Extracted data entries
## start
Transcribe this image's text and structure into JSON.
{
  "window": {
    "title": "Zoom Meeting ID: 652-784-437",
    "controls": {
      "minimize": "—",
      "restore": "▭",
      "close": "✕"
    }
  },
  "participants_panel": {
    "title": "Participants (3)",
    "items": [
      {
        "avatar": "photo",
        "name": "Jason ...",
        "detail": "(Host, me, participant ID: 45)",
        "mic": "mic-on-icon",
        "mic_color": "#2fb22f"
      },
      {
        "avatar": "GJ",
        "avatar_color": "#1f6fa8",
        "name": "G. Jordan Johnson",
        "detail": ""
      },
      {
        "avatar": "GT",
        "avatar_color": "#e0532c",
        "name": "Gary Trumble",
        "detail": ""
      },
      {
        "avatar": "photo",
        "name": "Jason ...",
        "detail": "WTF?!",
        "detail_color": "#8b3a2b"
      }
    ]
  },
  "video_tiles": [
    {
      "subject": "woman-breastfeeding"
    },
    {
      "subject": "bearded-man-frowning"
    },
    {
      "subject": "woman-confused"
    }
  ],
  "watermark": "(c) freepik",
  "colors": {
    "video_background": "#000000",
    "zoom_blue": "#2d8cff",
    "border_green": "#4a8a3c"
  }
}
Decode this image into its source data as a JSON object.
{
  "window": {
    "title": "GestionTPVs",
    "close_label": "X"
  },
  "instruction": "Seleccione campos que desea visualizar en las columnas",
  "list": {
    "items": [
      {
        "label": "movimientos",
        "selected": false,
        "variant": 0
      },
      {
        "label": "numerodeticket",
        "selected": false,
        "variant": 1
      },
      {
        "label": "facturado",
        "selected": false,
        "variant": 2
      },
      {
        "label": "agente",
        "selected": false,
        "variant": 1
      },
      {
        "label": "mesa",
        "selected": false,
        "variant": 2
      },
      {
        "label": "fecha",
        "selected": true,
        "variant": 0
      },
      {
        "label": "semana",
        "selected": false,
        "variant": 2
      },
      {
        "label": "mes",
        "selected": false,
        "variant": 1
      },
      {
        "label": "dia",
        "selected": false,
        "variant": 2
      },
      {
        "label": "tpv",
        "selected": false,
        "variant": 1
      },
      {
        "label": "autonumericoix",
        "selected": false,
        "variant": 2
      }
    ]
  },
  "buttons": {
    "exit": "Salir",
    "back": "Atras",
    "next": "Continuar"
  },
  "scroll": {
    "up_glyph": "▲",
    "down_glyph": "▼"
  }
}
## end
## start
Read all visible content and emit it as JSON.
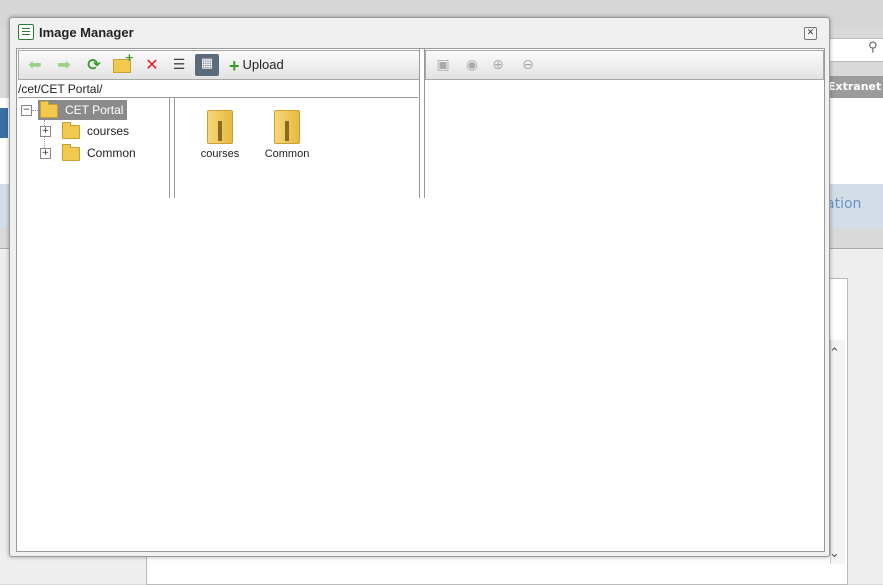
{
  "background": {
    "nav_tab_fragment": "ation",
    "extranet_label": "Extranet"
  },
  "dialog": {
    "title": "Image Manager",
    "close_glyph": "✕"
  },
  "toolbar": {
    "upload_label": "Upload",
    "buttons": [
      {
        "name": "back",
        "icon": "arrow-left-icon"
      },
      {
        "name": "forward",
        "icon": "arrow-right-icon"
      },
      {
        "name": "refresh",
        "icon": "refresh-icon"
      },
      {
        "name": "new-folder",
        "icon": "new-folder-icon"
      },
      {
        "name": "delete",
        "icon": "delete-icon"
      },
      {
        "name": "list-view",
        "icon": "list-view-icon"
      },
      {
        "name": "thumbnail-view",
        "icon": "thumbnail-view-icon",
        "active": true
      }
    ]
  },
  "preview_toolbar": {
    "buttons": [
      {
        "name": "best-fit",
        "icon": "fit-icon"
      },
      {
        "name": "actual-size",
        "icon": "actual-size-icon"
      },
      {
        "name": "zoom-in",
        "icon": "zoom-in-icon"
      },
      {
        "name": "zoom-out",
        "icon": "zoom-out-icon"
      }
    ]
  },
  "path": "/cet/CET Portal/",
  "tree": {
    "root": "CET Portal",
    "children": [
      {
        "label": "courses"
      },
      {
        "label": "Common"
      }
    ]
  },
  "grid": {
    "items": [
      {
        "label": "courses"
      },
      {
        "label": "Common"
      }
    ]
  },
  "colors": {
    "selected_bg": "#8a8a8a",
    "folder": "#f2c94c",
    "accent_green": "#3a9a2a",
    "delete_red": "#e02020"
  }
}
## end
» WHAT IS EXPECTED:
Copy whichever lines in the listing above contain the word "icon".

» RESULT OF THIS EXERCISE:
        "mic": "mic-on-icon",
        "icon": "arrow-left-icon"
        "icon": "arrow-right-icon"
        "icon": "refresh-icon"
        "icon": "new-folder-icon"
        "icon": "delete-icon"
        "icon": "list-view-icon"
        "icon": "thumbnail-view-icon",
        "icon": "fit-icon"
        "icon": "actual-size-icon"
        "icon": "zoom-in-icon"
        "icon": "zoom-out-icon"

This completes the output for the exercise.